**TEXTO DADO:**
^^^^^^^^^^^^^^^^

A lei é fruto de uma iniciativa do arquiteto e então Deputado Federal Clóvis Ilgenfritz juntamente com o IAB-DN em 2001. O presidente do IAB à época – arquiteto Haroldo Pinheiro – explica a mdc que a idéia surgiu na década de 1970, quando um grupo de arquitetos gaúchos – dentre os quais Ilgenfritz e Carlos Maximiliano Fayet – organizou-se em busca de patrocínio para levar a cabo o que então foi batizado de ATME – Assistência Técnica à Moradia Econômica, tendo realizados diversas obras. Em 2006, o também arquiteto e Deputado Federal Zezéu Ribeiro – com o apoio de diversas associações de classe –  iniciou o projeto de lei agora aprovado e promulgado.

A lei prevê diversas maneiras de se realizar a assistência técnica. O serviço poderá ser prestada tanto diretamente por profissionais servidores públicos, como também por integrantes de equipes de ONGs,   profissionais inscritos em programas de residência acadêmica em arquitetura, urbanismo ou engenharia ou em programas de extensão universitária, por meio de escritórios-modelos ou escritórios públicos com atuação na área, e até mesmo por profissionais autônomos ou integrantes de equipes de pessoas jurídicas, previamente credenciados, selecionados e contratados pelos órgãos públicos.

^^^^^^^^^^^^^^^^

**TAREFA A FAZER:** Segundo o texto sobre a lei de assistência técnica, por que um grupo de arquitetos gaúchos se organizou na década de 1970? Responda em uma ou duas frases.

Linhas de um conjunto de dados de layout
^^^^^^^^^^^^^^^^

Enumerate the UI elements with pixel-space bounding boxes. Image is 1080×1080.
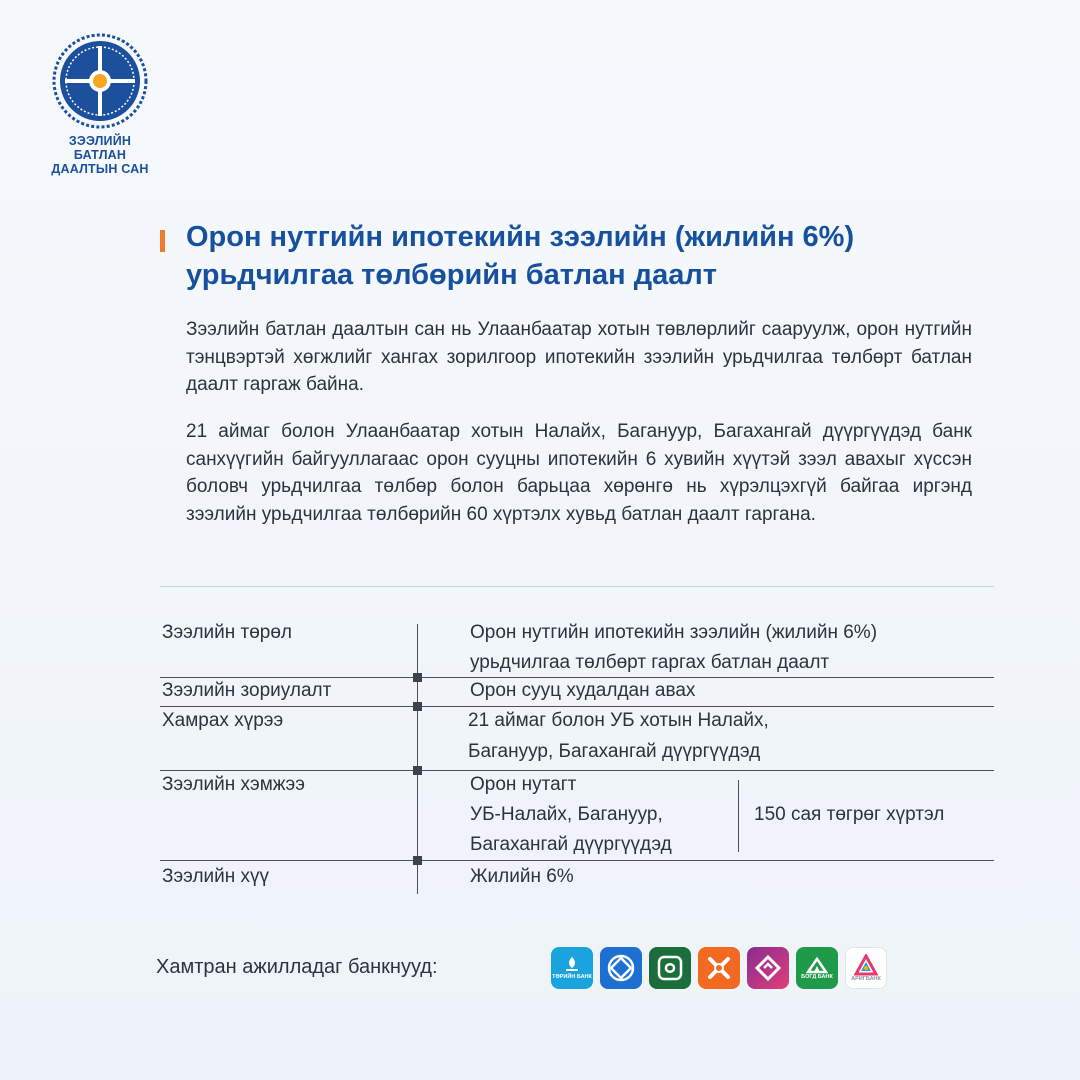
arig-bank-text: АРИГБАНК <box>851 976 881 982</box>
arig-bank-icon <box>854 954 878 976</box>
row-label-amount: Зээлийн хэмжээ <box>162 774 305 795</box>
title-accent-bar <box>160 230 165 252</box>
row-label-interest: Зээлийн хүү <box>162 866 270 887</box>
title-line2: урьдчилгаа төлбөрийн батлан даалт <box>186 259 717 291</box>
row-value-amount-line2: УБ-Налайх, Багануур, <box>470 804 663 825</box>
page-title <box>186 218 1020 294</box>
title-line1: Орон нутгийн ипотекийн зээлийн (жилийн 6%) <box>186 221 855 253</box>
row-value-loan-type-line1: Орон нутгийн ипотекийн зээлийн (жилийн 6%) <box>470 622 878 643</box>
organization-logo <box>42 32 158 176</box>
arig-bank-logo <box>845 947 887 989</box>
partner-banks-label: Хамтран ажилладаг банкнууд: <box>156 956 438 978</box>
row-value-amount-line1: Орон нутагт <box>470 774 577 795</box>
logo-text-line1: ЗЭЭЛИЙН БАТЛАН <box>68 134 132 162</box>
divider-marker <box>413 702 422 711</box>
amount-inner-divider <box>738 780 739 852</box>
tdb-bank-text: ТӨРИЙН БАНК <box>552 974 592 980</box>
intro-paragraph: Зээлийн батлан даалтын сан нь Улаанбаатар хотын төвлөрлийг сааруулж, орон нутгийн тэнцвэртэй хөгжлийг хангах зорилгоор ипотекийн зээлийн урьдчилгаа төлбөрт батлан даалт гаргаж байна. <box>186 319 972 395</box>
tdb-bank-icon <box>562 956 582 974</box>
state-bank-icon <box>753 953 783 983</box>
row-value-loan-type-line2: урьдчилгаа төлбөрт гаргах батлан даалт <box>470 652 830 673</box>
xac-bank-icon <box>704 953 734 983</box>
khan-bank-icon <box>606 953 636 983</box>
row-value-amount-max: 150 сая төгрөг хүртэл <box>754 804 945 825</box>
logo-text-line2: ДААЛТЫН САН <box>51 162 149 176</box>
row-value-coverage-line1: 21 аймаг болон УБ хотын Налайх, <box>468 710 769 731</box>
divider-marker <box>413 856 422 865</box>
row-value-interest: Жилийн 6% <box>470 866 574 887</box>
partner-banks-row <box>551 947 887 989</box>
divider-marker <box>413 766 422 775</box>
khan-bank-logo <box>600 947 642 989</box>
row-label-loan-type: Зээлийн төрөл <box>162 622 293 643</box>
row-label-purpose: Зээлийн зориулалт <box>162 680 332 701</box>
divider-marker <box>413 673 422 682</box>
emblem-icon <box>51 32 149 130</box>
bogd-bank-logo <box>796 947 838 989</box>
table-vertical-divider <box>417 624 418 894</box>
row-value-coverage-line2: Багануур, Багахангай дүүргүүдэд <box>468 741 761 762</box>
section-divider <box>160 586 994 587</box>
state-bank-logo <box>747 947 789 989</box>
bogd-bank-text: БОГД БАНК <box>801 974 833 980</box>
golomt-bank-icon <box>655 953 685 983</box>
golomt-bank-logo <box>649 947 691 989</box>
tdb-bank-logo <box>551 947 593 989</box>
xac-bank-logo <box>698 947 740 989</box>
row-value-amount-line3: Багахангай дүүргүүдэд <box>470 834 672 855</box>
row-value-purpose: Орон сууц худалдан авах <box>470 680 696 701</box>
bogd-bank-icon <box>806 956 828 974</box>
page-title-block <box>160 218 1020 294</box>
table-row-divider <box>160 860 994 861</box>
row-label-coverage: Хамрах хүрээ <box>162 710 284 731</box>
eligibility-paragraph: 21 аймаг болон Улаанбаатар хотын Налайх, Багануур, Багахангай дүүргүүдэд банк санхүүгийн байгууллагаас орон сууцны ипотекийн 6 хувийн хүүтэй зээл авахыг хүссэн боловч урьдчилгаа төлбөр болон барьцаа хөрөнгө нь хүрэлцэхгүй байгаа иргэнд зээлийн урьдчилгаа төлбөрийн 60 хүртэлх хувьд батлан даалт гаргана. <box>186 421 972 525</box>
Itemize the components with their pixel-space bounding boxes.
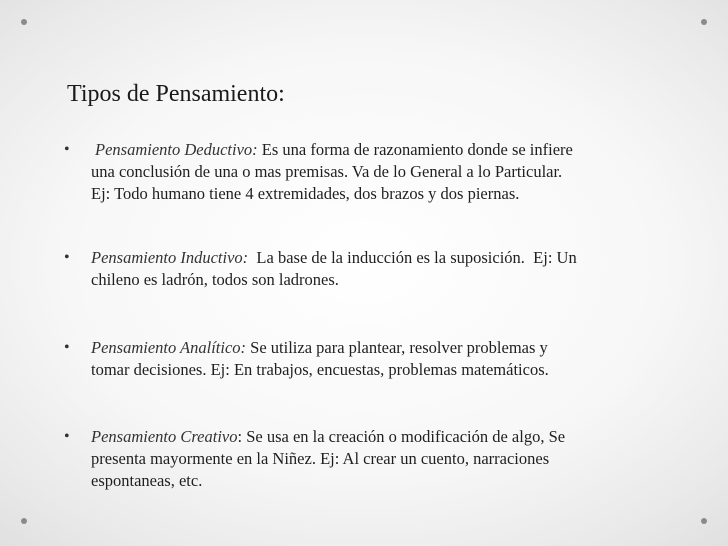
corner-dot-bottom-left <box>21 518 27 524</box>
text-line: Ej: Todo humano tiene 4 extremidades, dos brazos y dos piernas. <box>91 184 520 203</box>
bullet-dot: • <box>64 339 70 356</box>
bullet-dot: • <box>64 428 70 445</box>
text-line: presenta mayormente en la Niñez. Ej: Al crear un cuento, narraciones <box>91 449 550 468</box>
text-line: Se utiliza para plantear, resolver problemas y <box>246 338 548 357</box>
slide-title: Tipos de Pensamiento: <box>67 81 285 107</box>
term-label: Pensamiento Analítico: <box>91 338 247 357</box>
text-line: : Se usa en la creación o modificación de algo, Se <box>237 427 566 446</box>
corner-dot-bottom-right <box>701 518 707 524</box>
corner-dot-top-right <box>701 19 707 25</box>
text-line: espontaneas, etc. <box>91 471 203 490</box>
bullet-text <box>95 139 675 161</box>
corner-dot-top-left <box>21 19 27 25</box>
text-line: La base de la inducción es la suposición. Ej: Un <box>248 248 577 267</box>
term-label: Pensamiento Inductivo: <box>91 248 249 267</box>
bullet-text <box>91 337 671 359</box>
text-line: tomar decisiones. Ej: En trabajos, encuestas, problemas matemáticos. <box>91 360 549 379</box>
text-line: chileno es ladrón, todos son ladrones. <box>91 270 339 289</box>
term-label: Pensamiento Creativo <box>91 427 238 446</box>
text-line: una conclusión de una o mas premisas. Va de lo General a lo Particular. <box>91 162 563 181</box>
term-label: Pensamiento Deductivo: <box>95 140 258 159</box>
bullet-dot: • <box>64 249 70 266</box>
bullet-dot: • <box>64 141 70 158</box>
bullet-text <box>91 426 671 448</box>
bullet-text <box>91 247 671 269</box>
text-line: Es una forma de razonamiento donde se infiere <box>257 140 573 159</box>
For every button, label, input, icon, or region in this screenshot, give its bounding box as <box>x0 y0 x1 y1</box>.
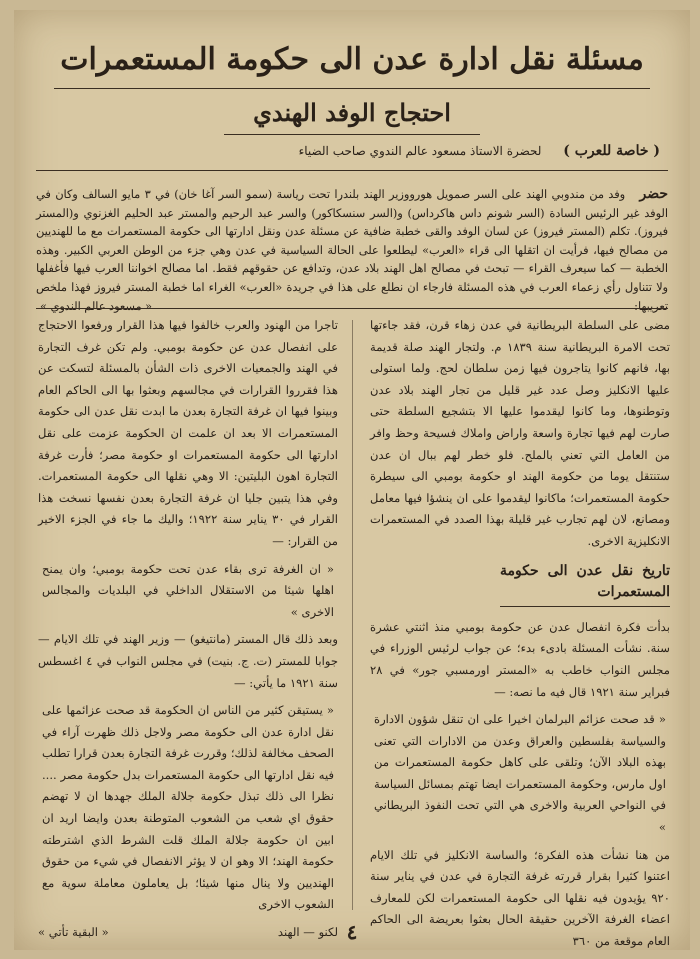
page-title: مسئلة نقل ادارة عدن الى حكومة المستعمرات <box>60 42 644 77</box>
left-quote-1: « ان الغرفة ترى بقاء عدن تحت حكومة بومبي؛ وان يمنح اهلها شيئا من الاستقلال الداخلي في البلديات والمجالس الاخرى » <box>42 561 334 619</box>
special-label: ( خاصة للعرب ) <box>563 143 660 159</box>
column-divider <box>352 320 353 910</box>
intro-text: وفد من مندوبي الهند على السر صمويل هورووزير الهند بلندرا تحت رياسة (سمو السر آغا خان) في ٣ مايو السالف وكان في الوفد غير الرئيس السادة (السر شونم داس هاكرداس) و(السر سنسكاكور) والسر عبد الرحيم والمستر عبد الحليم الغزنوي و(المستر فيروز). تكلم (المستر فيروز) عن لسان الوفد والقى خطبة ضافية عن مسئلة عدن ونقل ادارتها الى حكومة المستعمرات مع ما للهنديين من مصالح فيها، فرأيت ان اتقلها الى قراء «العرب» ليطلعوا على الحالة السياسية في عدن وهي جزء من الوطن العربي الكبير. وهذه الخطبة — كما سيعرف القراء — تبحث في مصالح اهل الهند بلاد عدن، وتدافع عن حقوقهم فقط. اما مصالح اخواننا العرب فيها فأغفلها ولا تتناول رأي زعماء العرب في هذه المسئلة فارجاء ان نطلع على هذا في جريدة «العرب» الغراء اما خطبة المستر فيروز فهذا ملخص تعريبها: <box>36 188 668 313</box>
continued-note: « البقية تأتي » <box>38 925 109 940</box>
title-divider <box>54 88 650 89</box>
intro-signature: « مسعود عالم الندوي » <box>40 299 152 313</box>
intro-lead-word: حضر <box>639 186 669 202</box>
right-paragraph-2: بدأت فكرة انفصال عدن عن حكومة بومبي منذ اثنتي عشرة سنة. نشأت المسئلة بادىء بدء؛ عن جواب لرئيس الوزراء في مجلس النواب خاطب به «المستر اورمسبي جور» في ٢٨ فبراير سنة ١٩٢١ قال فيه ما نصه: — <box>370 619 670 699</box>
left-column <box>38 315 338 944</box>
section-heading: تاريخ نقل عدن الى حكومة المستعمرات <box>500 561 670 607</box>
byline <box>44 143 660 159</box>
right-column <box>370 315 670 959</box>
subtitle-underline <box>224 134 480 135</box>
left-paragraph-1: تاجرا من الهنود والعرب خالفوا فيها هذا القرار ورفعوا الاحتجاج على انفصال عدن عن حكومة بومبي. ولم تكن غرف التجارة في الهند والجمعيات الاخرى ذات الشأن بالمسئلة لتسكت عن هذا فقرروا القرارات في مجالسهم وبعثوا بها الى الحاكم العام وبينوا فيها ان غرفة التجارة بعدن ما ابدت نقل عدن الى حكومة المستعمرات الا بعد ان علمت ان الحكومة عزمت على نقل ادارتها الى حكومة المستعمرات او حكومة مصر؛ فأرت غرفة التجارة اهون البليتين: الا وهي نقلها الى حكومة المستعمرات. وفي هذا يتبين جليا ان غرفة التجارة بعدن نفسها نسخت هذا القرار في ٣٠ يناير سنة ١٩٢٢؛ واليك ما جاء في الجزء الاخير من القرار: — <box>38 318 339 548</box>
location-signature: لكنو — الهند <box>277 925 338 940</box>
page-number: ٤ <box>346 920 358 944</box>
right-quote-1: « قد صحت عزائم البرلمان اخيرا على ان تنقل شؤون الادارة والسياسة بفلسطين والعراق وعدن من الادارات التي تعنى بهذه البلاد الآن؛ وتلقى على كاهل حكومة المستعمرات من اول مارس، وحكومة المستعمرات ايضا تهتم بمسائل السياسة في النواحي العربية والاخرى هي التي تحت النفوذ البريطاني » <box>374 712 666 835</box>
intro-paragraph <box>36 185 668 316</box>
left-quote-2: « يستيقن كثير من الناس ان الحكومة قد صحت عزائمها على نقل ادارة عدن الى حكومة مصر ولاجل ذلك ظهرت آراء في الصحف مخالفة لذلك؛ وقررت غرفة التجارة بعدن قرارا تطلب فيه نقل ادارتها الى حكومة المستعمرات بدل حكومة مصر .... نظرا الى ذلك تبذل حكومة جلالة الملك جهدها ان لا تهضم حقوق اي شعب من الشعوب المتوطنة بعدن وايضا اريد ان ابين ان حكومة جلالة الملك قلت الشرط الذي اشترطته حكومة الهند؛ الا وهو ان لا يؤثر الانفصال في شيء من حقوق الهنديين ولا ينال منها شيئا؛ بل يعاملون معاملة سوية مع الشعوب الاخرى <box>42 703 334 912</box>
page <box>14 10 690 950</box>
right-paragraph-1: مضى على السلطة البريطانية في عدن زهاء قرن، فقد جاءتها تحت الامرة البريطانية سنة ١٨٣٩ م. ولتجار الهند صلة قديمة بها، فانهم كانوا يتاجرون فيها زمن سلطان لحج. ولما استولى عليها الانكليز وصل عدد غير قليل من تجار الهند بلاد عدن وتوطنوها، وما كانوا ليقدموا عليها الا بتشجيع السلطة حتى صارت لهم فيها تجارة واسعة واراض واملاك فسيحة وحظ وافر من العامل التي تعني بالملح. فلو خطر لهم ببال ان عدن ستنتقل يوما من حكومة الهند او حكومة بومبي الى سيطرة حكومة المستعمرات؛ ماكانوا ليقدموا على ان ينشؤا فيها معامل ومصانع، لان لهم تجارب غير قليلة بهذا الصدد في المستعمرات الانكليزية الاخرى. <box>370 318 671 548</box>
left-paragraph-2: وبعد ذلك قال المستر (مانتيغو) — وزير الهند في تلك الايام — جوابا للمستر (ت. ج. بنيت) في مجلس النواب في ٤ اغسطس سنة ١٩٢١ ما يأتي: — <box>38 632 339 690</box>
article-subtitle: احتجاج الوفد الهندي <box>253 98 451 127</box>
intro-divider <box>36 308 668 309</box>
byline-divider <box>36 170 668 171</box>
right-paragraph-3: من هنا نشأت هذه الفكرة؛ والساسة الانكليز في تلك الايام اعتنوا كثيرا بقرار قررته غرفة التجارة في عدن في يناير سنة ٩٢٠ يؤيدون فيه نقلها الى حكومة المستعمرات لكن للمعارف اعضاء الغرفة الآخرين حقيقة الحال بعثوا بعريضة الى الحاكم العام موقعة من ٣٦٠ <box>370 847 670 949</box>
author-credit: لحضرة الاستاذ مسعود عالم الندوي صاحب الضياء <box>298 144 542 158</box>
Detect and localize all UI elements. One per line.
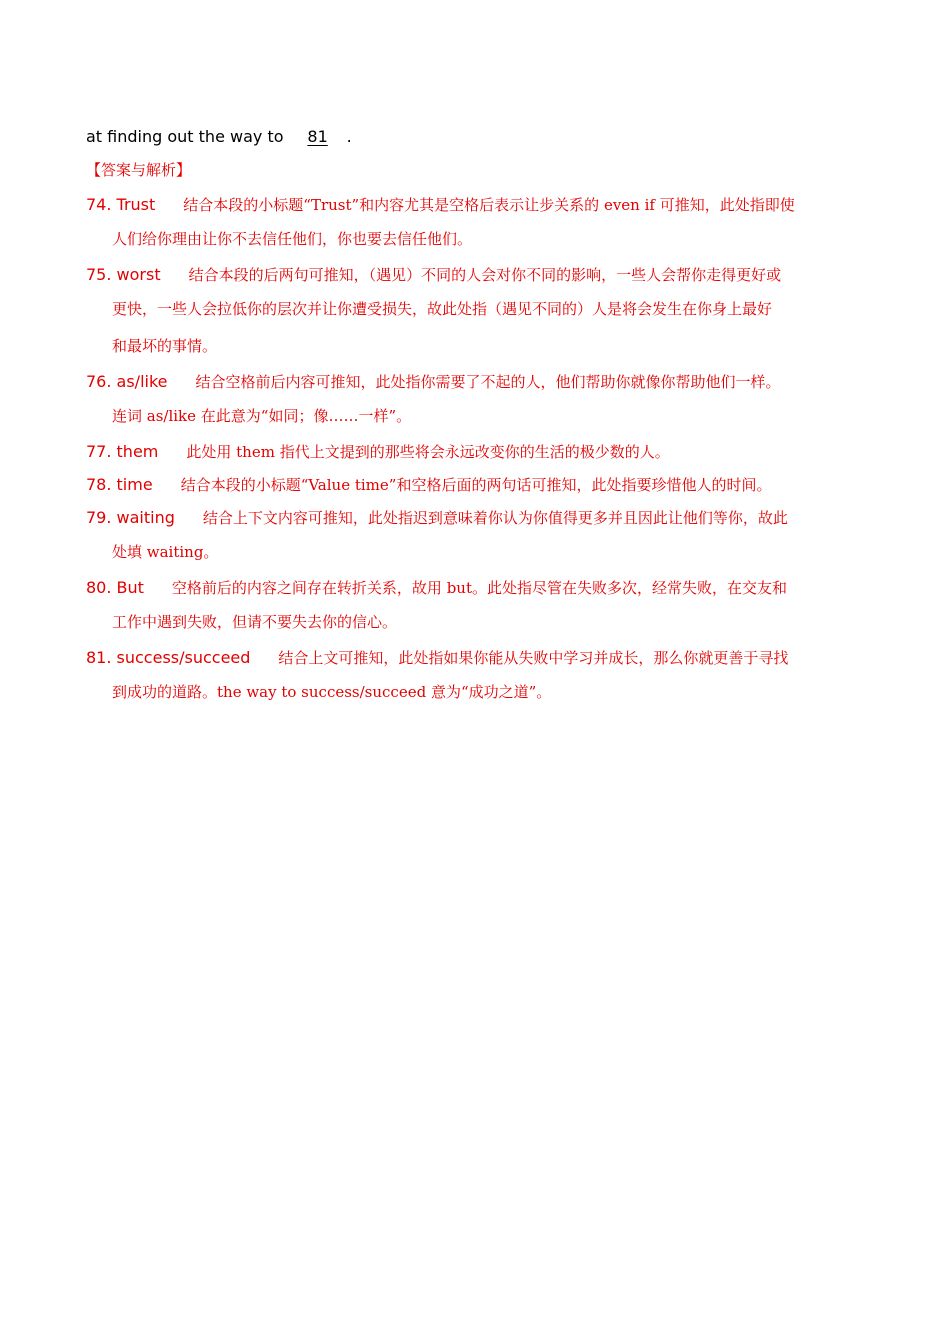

^^^^^^^^^^^^^^^^

**RESULTADO:** Eles se organizaram para buscar patrocínio e levar a cabo a ATME, a Assistência Técnica à Moradia Econômica.